§ **Work required**
In the records below, count every line containing "петли". Reply with the number only.

§ **Information supplied**
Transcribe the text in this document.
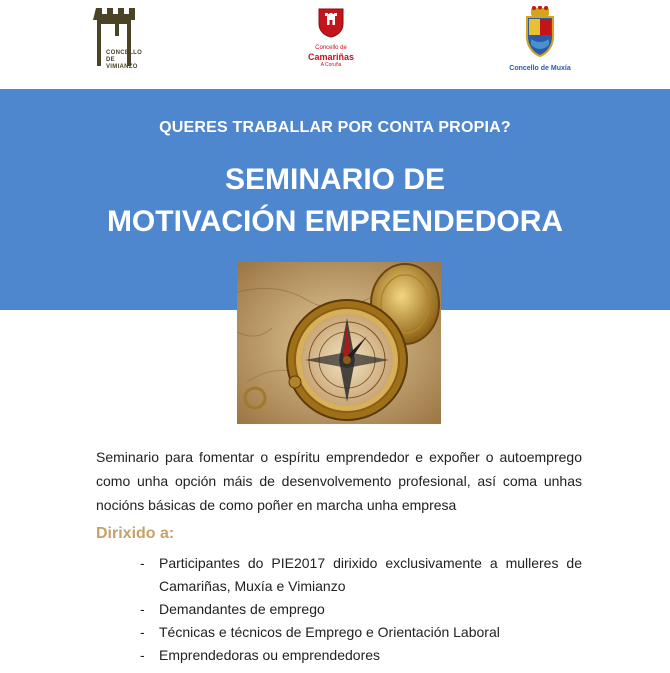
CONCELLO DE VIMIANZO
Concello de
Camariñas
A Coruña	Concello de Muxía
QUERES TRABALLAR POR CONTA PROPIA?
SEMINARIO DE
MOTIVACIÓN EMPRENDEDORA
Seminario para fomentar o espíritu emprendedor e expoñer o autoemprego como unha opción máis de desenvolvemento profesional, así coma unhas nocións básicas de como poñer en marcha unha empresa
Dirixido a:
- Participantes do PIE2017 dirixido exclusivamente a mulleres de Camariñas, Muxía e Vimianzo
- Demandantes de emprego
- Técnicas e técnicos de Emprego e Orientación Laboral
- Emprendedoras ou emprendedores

---

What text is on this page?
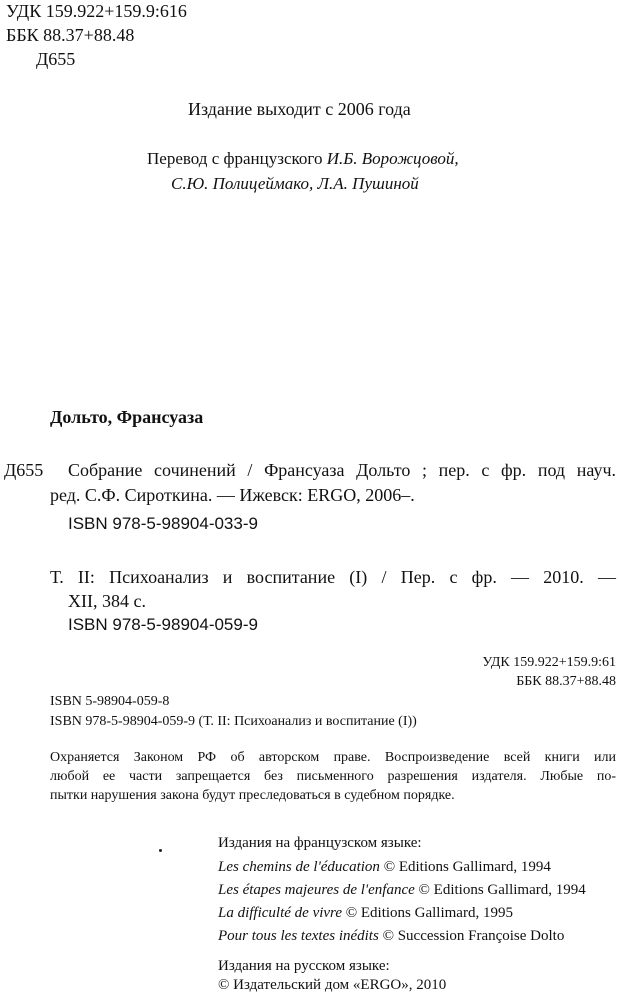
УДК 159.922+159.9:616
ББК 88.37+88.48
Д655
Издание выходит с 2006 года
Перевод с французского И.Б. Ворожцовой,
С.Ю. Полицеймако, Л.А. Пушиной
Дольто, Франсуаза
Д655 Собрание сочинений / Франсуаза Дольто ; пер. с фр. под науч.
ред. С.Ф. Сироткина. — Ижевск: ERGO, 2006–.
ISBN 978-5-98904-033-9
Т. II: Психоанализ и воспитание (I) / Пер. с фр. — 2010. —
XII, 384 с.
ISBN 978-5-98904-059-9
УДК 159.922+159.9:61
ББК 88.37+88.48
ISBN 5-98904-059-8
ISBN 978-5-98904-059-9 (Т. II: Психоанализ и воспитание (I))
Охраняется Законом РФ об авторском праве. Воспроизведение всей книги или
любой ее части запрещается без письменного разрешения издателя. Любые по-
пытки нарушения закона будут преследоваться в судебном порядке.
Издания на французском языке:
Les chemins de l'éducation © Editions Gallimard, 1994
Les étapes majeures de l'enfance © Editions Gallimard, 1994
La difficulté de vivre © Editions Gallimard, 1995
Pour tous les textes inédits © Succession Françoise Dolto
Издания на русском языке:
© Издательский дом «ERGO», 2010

* * *

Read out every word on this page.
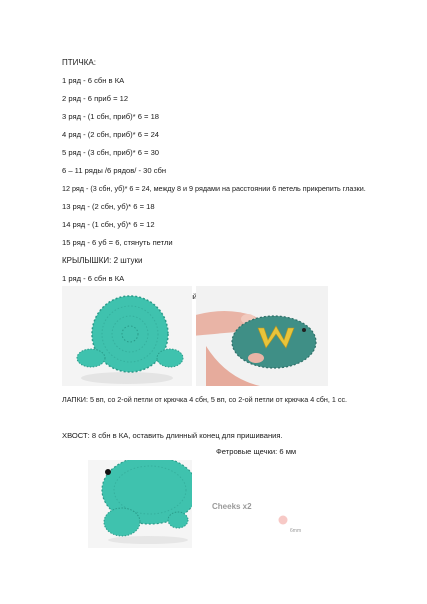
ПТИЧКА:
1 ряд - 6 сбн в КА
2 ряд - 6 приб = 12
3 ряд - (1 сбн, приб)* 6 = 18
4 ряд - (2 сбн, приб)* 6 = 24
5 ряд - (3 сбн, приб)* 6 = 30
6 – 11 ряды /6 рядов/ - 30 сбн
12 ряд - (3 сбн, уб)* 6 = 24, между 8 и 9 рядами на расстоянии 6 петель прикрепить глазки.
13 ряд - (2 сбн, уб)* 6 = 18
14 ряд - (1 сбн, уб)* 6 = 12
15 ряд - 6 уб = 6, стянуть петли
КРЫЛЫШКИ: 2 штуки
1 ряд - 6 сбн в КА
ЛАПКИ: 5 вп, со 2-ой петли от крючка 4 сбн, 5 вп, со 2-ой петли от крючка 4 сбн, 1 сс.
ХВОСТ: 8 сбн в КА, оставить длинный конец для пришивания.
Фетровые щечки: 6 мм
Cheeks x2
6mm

§ **Written answer**
2